Problem:
Leave out every picture, and restate word for word only the lines from the one containing "What text is on this page?" through the end of the material.

Entries:
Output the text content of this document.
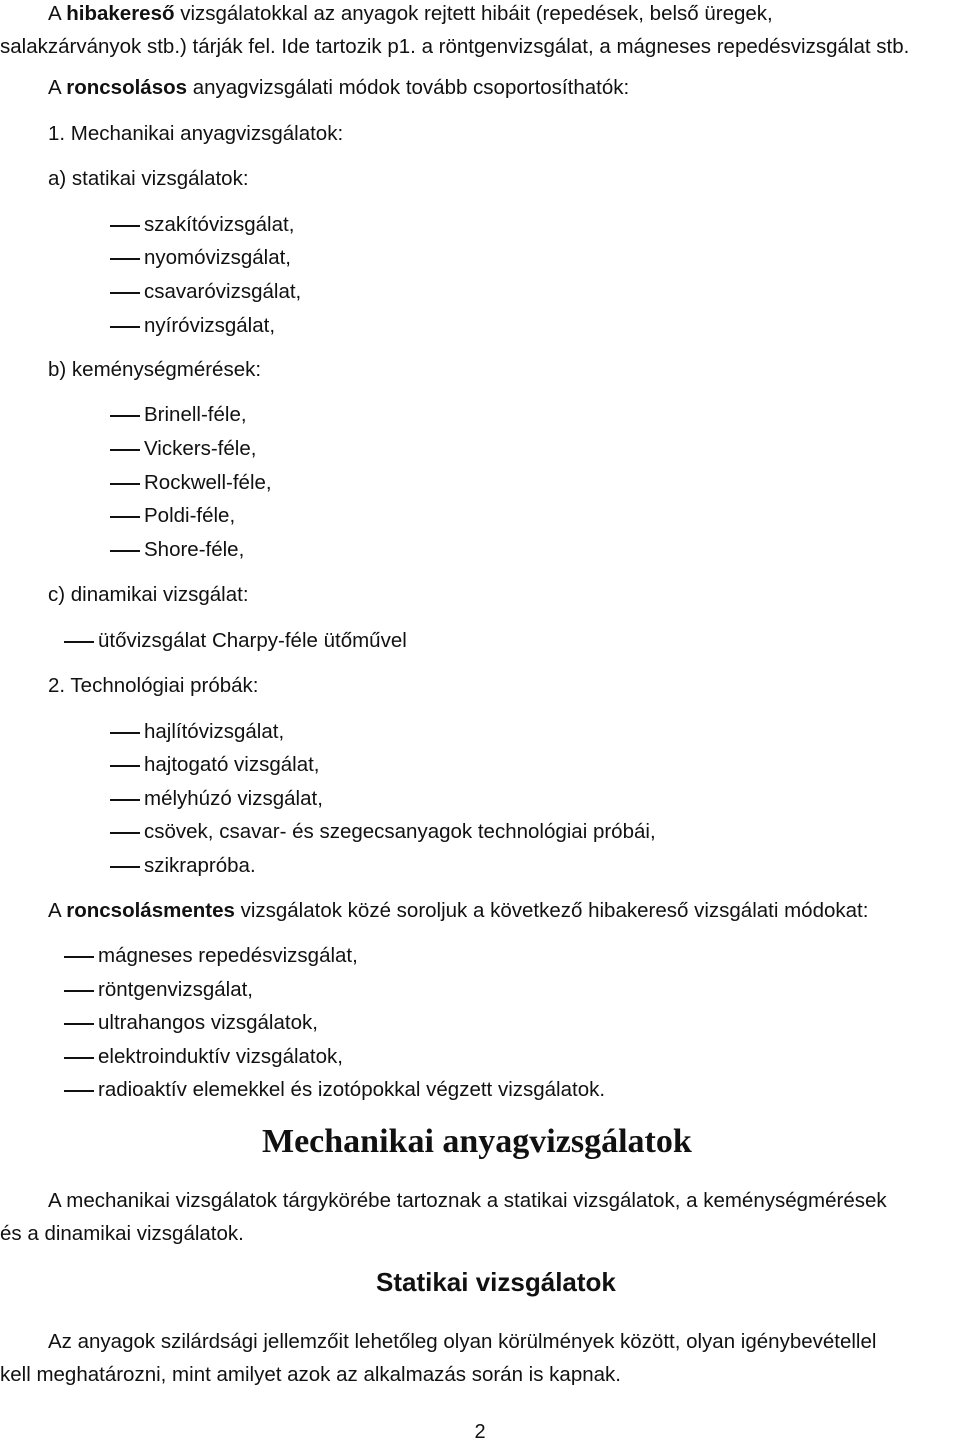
A hibakereső vizsgálatokkal az anyagok rejtett hibáit (repedések, belső üregek,
salakzárványok stb.) tárják fel. Ide tartozik p1. a röntgenvizsgálat, a mágneses repedésvizsgálat stb.
A roncsolásos anyagvizsgálati módok tovább csoportosíthatók:
1. Mechanikai anyagvizsgálatok:
a) statikai vizsgálatok:
szakítóvizsgálat,
nyomóvizsgálat,
csavaróvizsgálat,
nyíróvizsgálat,
b) keménységmérések:
Brinell-féle,
Vickers-féle,
Rockwell-féle,
Poldi-féle,
Shore-féle,
c) dinamikai vizsgálat:
ütővizsgálat Charpy-féle ütőművel
2. Technológiai próbák:
hajlítóvizsgálat,
hajtogató vizsgálat,
mélyhúzó vizsgálat,
csövek, csavar- és szegecsanyagok technológiai próbái,
szikrapróba.
A roncsolásmentes vizsgálatok közé soroljuk a következő hibakereső vizsgálati módokat:
mágneses repedésvizsgálat,
röntgenvizsgálat,
ultrahangos vizsgálatok,
elektroinduktív vizsgálatok,
radioaktív elemekkel és izotópokkal végzett vizsgálatok.
Mechanikai anyagvizsgálatok
A mechanikai vizsgálatok tárgykörébe tartoznak a statikai vizsgálatok, a keménységmérések
és a dinamikai vizsgálatok.
Statikai vizsgálatok
Az anyagok szilárdsági jellemzőit lehetőleg olyan körülmények között, olyan igénybevétellel
kell meghatározni, mint amilyet azok az alkalmazás során is kapnak.
2
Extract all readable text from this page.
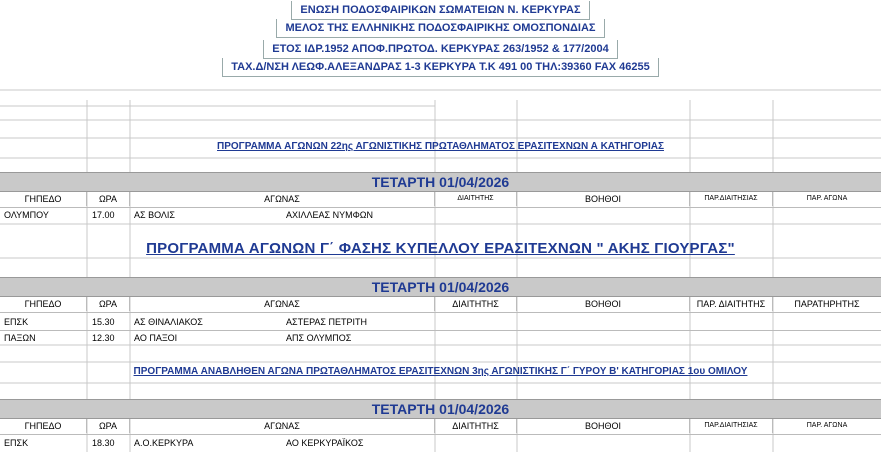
ΕΝΩΣΗ ΠΟΔΟΣΦΑΙΡΙΚΩΝ ΣΩΜΑΤΕΙΩΝ Ν. ΚΕΡΚΥΡΑΣ
ΜΕΛΟΣ ΤΗΣ ΕΛΛΗΝΙΚΗΣ ΠΟΔΟΣΦΑΙΡΙΚΗΣ ΟΜΟΣΠΟΝΔΙΑΣ
ΕΤΟΣ ΙΔΡ.1952 ΑΠΟΦ.ΠΡΩΤΟΔ. ΚΕΡΚΥΡΑΣ 263/1952 & 177/2004
ΤΑΧ.Δ/ΝΣΗ ΛΕΩΦ.ΑΛΕΞΑΝΔΡΑΣ 1-3 ΚΕΡΚΥΡΑ Τ.Κ 491 00 ΤΗΛ:39360 FAX 46255
ΠΡΟΓΡΑΜΜΑ ΑΓΩΝΩΝ 22ης ΑΓΩΝΙΣΤΙΚΗΣ ΠΡΩΤΑΘΛΗΜΑΤΟΣ ΕΡΑΣΙΤΕΧΝΩΝ Α ΚΑΤΗΓΟΡΙΑΣ
ΤΕΤΑΡΤΗ 01/04/2026
ΓΗΠΕΔΟ	ΩΡΑ	ΑΓΩΝΑΣ	ΔΙΑΙΤΗΤΗΣ	ΒΟΗΘΟΙ	ΠΑΡ.ΔΙΑΙΤΗΣΙΑΣ	ΠΑΡ. ΑΓΩΝΑ
ΟΛΥΜΠΟΥ	17.00	ΑΣ ΒΟΛΙΣ	ΑΧΙΛΛΕΑΣ ΝΥΜΦΩΝ
ΠΡΟΓΡΑΜΜΑ ΑΓΩΝΩΝ Γ΄ ΦΑΣΗΣ ΚΥΠΕΛΛΟΥ ΕΡΑΣΙΤΕΧΝΩΝ " ΑΚΗΣ ΓΙΟΥΡΓΑΣ"
ΤΕΤΑΡΤΗ 01/04/2026
ΓΗΠΕΔΟ	ΩΡΑ	ΑΓΩΝΑΣ	ΔΙΑΙΤΗΤΗΣ	ΒΟΗΘΟΙ	ΠΑΡ. ΔΙΑΙΤΗΤΗΣ	ΠΑΡΑΤΗΡΗΤΗΣ
ΕΠΣΚ	15.30	ΑΣ ΘΙΝΑΛΙΑΚΟΣ	ΑΣΤΕΡΑΣ ΠΕΤΡΙΤΗ
ΠΑΞΩΝ	12.30	ΑΟ ΠΑΞΟΙ	ΑΠΣ ΟΛΥΜΠΟΣ
ΠΡΟΓΡΑΜΜΑ ΑΝΑΒΛΗΘΕΝ ΑΓΩΝΑ ΠΡΩΤΑΘΛΗΜΑΤΟΣ ΕΡΑΣΙΤΕΧΝΩΝ 3ης ΑΓΩΝΙΣΤΙΚΗΣ Γ΄ ΓΥΡΟΥ Β' ΚΑΤΗΓΟΡΙΑΣ 1ου ΟΜΙΛΟΥ
ΤΕΤΑΡΤΗ 01/04/2026
ΓΗΠΕΔΟ	ΩΡΑ	ΑΓΩΝΑΣ	ΔΙΑΙΤΗΤΗΣ	ΒΟΗΘΟΙ	ΠΑΡ.ΔΙΑΙΤΗΣΙΑΣ	ΠΑΡ. ΑΓΩΝΑ
ΕΠΣΚ	18.30	Α.Ο.ΚΕΡΚΥΡΑ	ΑΟ ΚΕΡΚΥΡΑΪΚΟΣ
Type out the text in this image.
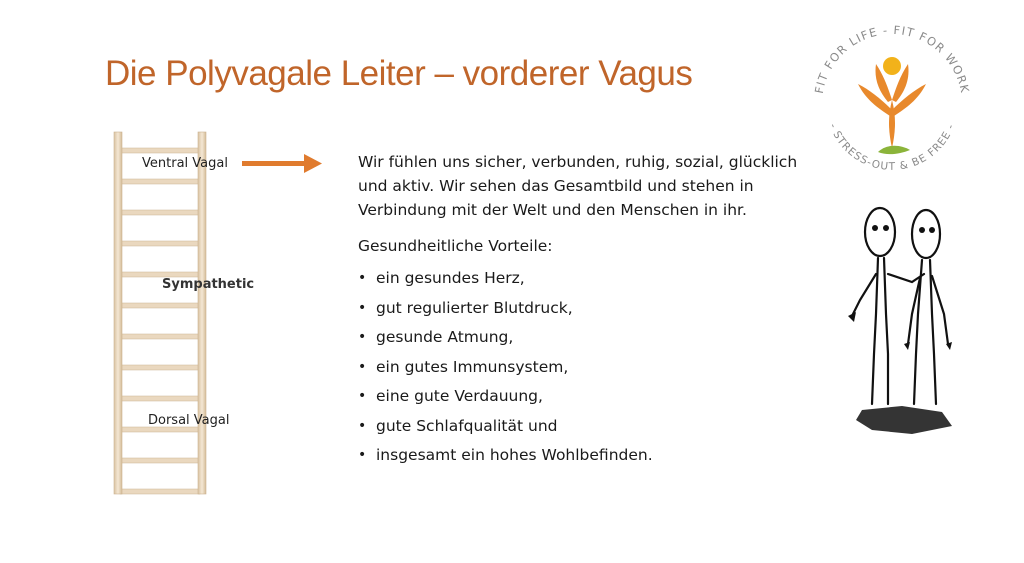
Die Polyvagale Leiter – vorderer Vagus
Ventral Vagal
Sympathetic
Dorsal Vagal

Wir fühlen uns sicher, verbunden, ruhig, sozial, glücklich und aktiv. Wir sehen das Gesamtbild und stehen in Verbindung mit der Welt und den Menschen in ihr.

Gesundheitliche Vorteile:

• ein gesundes Herz,
• gut regulierter Blutdruck,
• gesunde Atmung,
• ein gutes Immunsystem,
• eine gute Verdauung,
• gute Schlafqualität und
• insgesamt ein hohes Wohlbefinden.
FIT FOR LIFE - FIT FOR WORK
- STRESS-OUT & BE FREE -
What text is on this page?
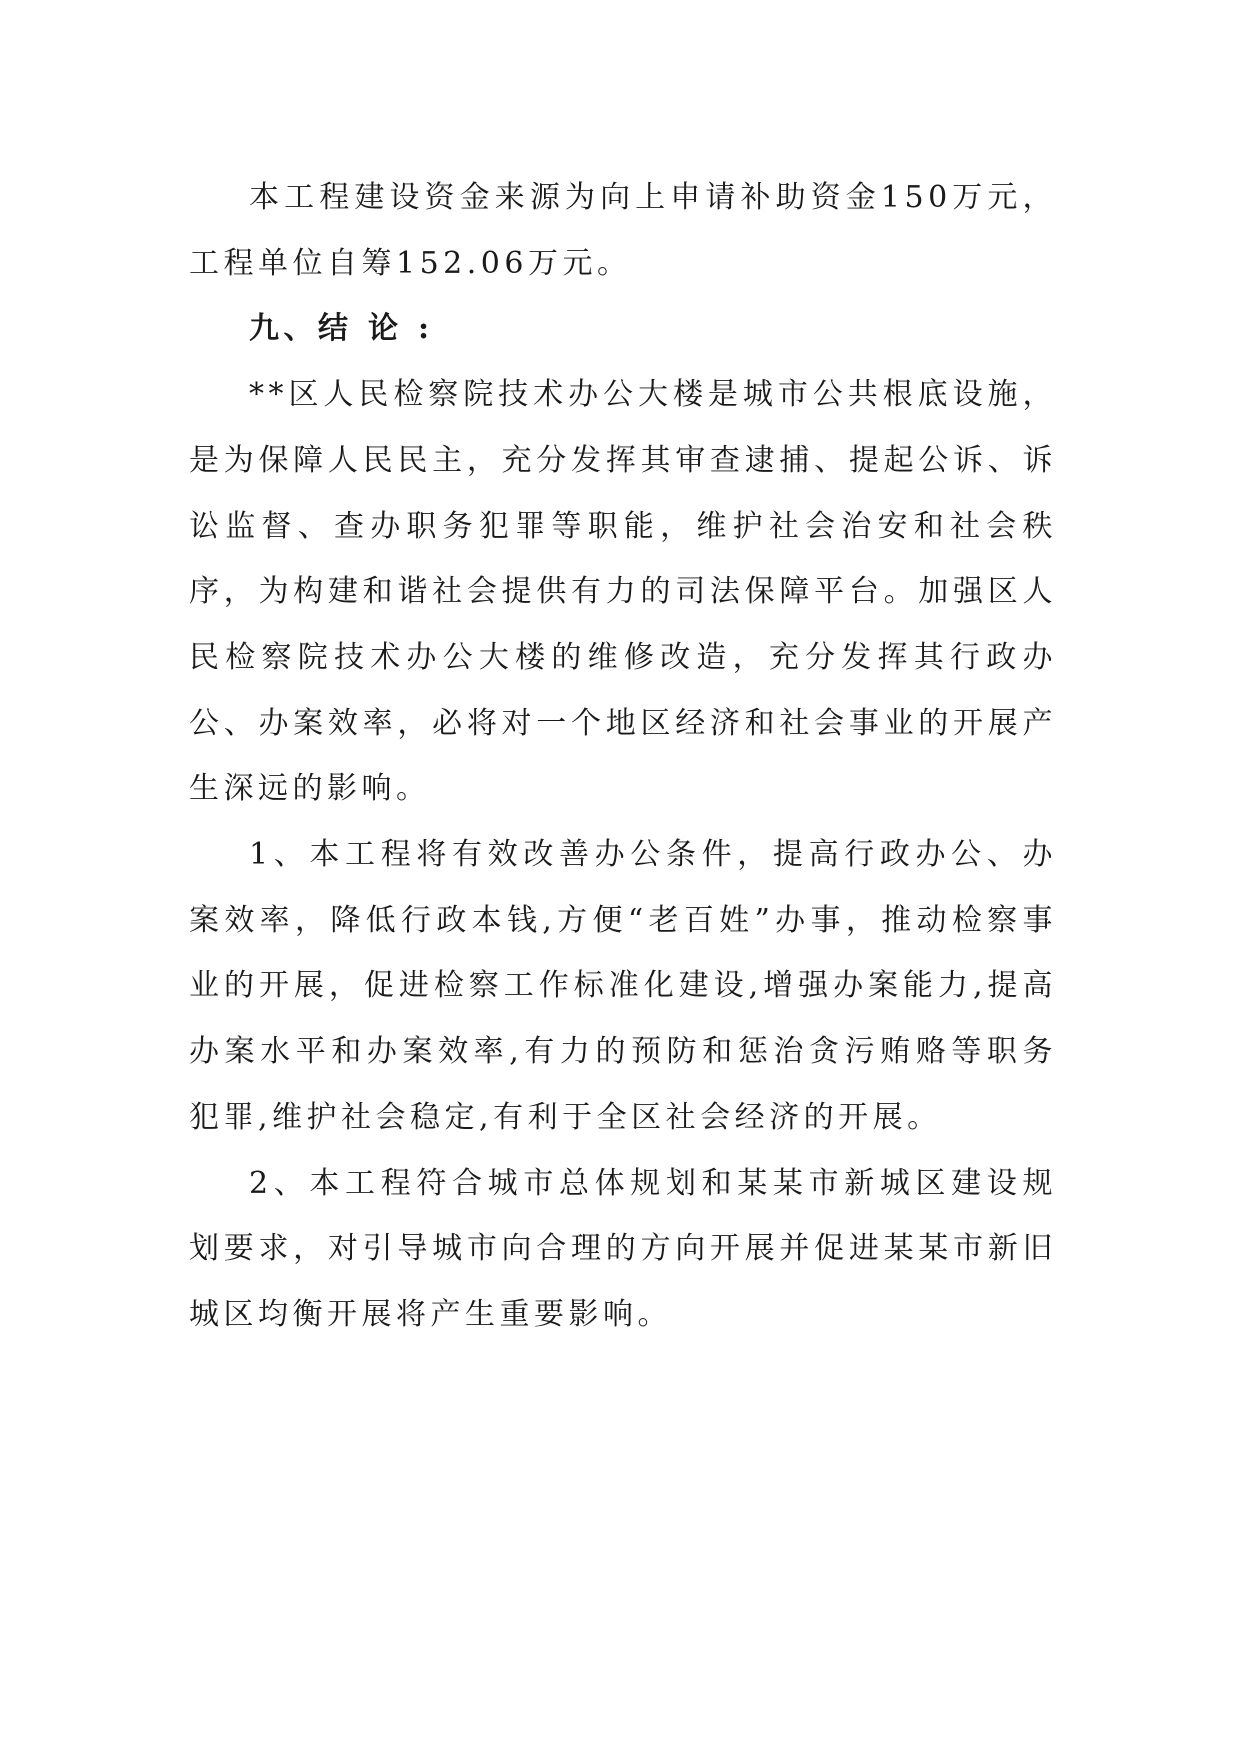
本工程建设资金来源为向上申请补助资金150万元，工程单位自筹152.06万元。

九、结论:

**区人民检察院技术办公大楼是城市公共根底设施，是为保障人民民主，充分发挥其审查逮捕、提起公诉、诉讼监督、查办职务犯罪等职能，维护社会治安和社会秩序，为构建和谐社会提供有力的司法保障平台。加强区人民检察院技术办公大楼的维修改造，充分发挥其行政办公、办案效率，必将对一个地区经济和社会事业的开展产生深远的影响。

1、本工程将有效改善办公条件，提高行政办公、办案效率，降低行政本钱,方便“老百姓”办事，推动检察事业的开展，促进检察工作标准化建设,增强办案能力,提高办案水平和办案效率,有力的预防和惩治贪污贿赂等职务犯罪,维护社会稳定,有利于全区社会经济的开展。

2、本工程符合城市总体规划和某某市新城区建设规划要求，对引导城市向合理的方向开展并促进某某市新旧城区均衡开展将产生重要影响。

Task solution:
What text is on this page?
本工程建设资金来源为向上申请补助资金150万元，工程单位自筹152.06万元。

九、结论:

**区人民检察院技术办公大楼是城市公共根底设施，是为保障人民民主，充分发挥其审查逮捕、提起公诉、诉讼监督、查办职务犯罪等职能，维护社会治安和社会秩序，为构建和谐社会提供有力的司法保障平台。加强区人民检察院技术办公大楼的维修改造，充分发挥其行政办公、办案效率，必将对一个地区经济和社会事业的开展产生深远的影响。

1、本工程将有效改善办公条件，提高行政办公、办案效率，降低行政本钱,方便“老百姓”办事，推动检察事业的开展，促进检察工作标准化建设,增强办案能力,提高办案水平和办案效率,有力的预防和惩治贪污贿赂等职务犯罪,维护社会稳定,有利于全区社会经济的开展。

2、本工程符合城市总体规划和某某市新城区建设规划要求，对引导城市向合理的方向开展并促进某某市新旧城区均衡开展将产生重要影响。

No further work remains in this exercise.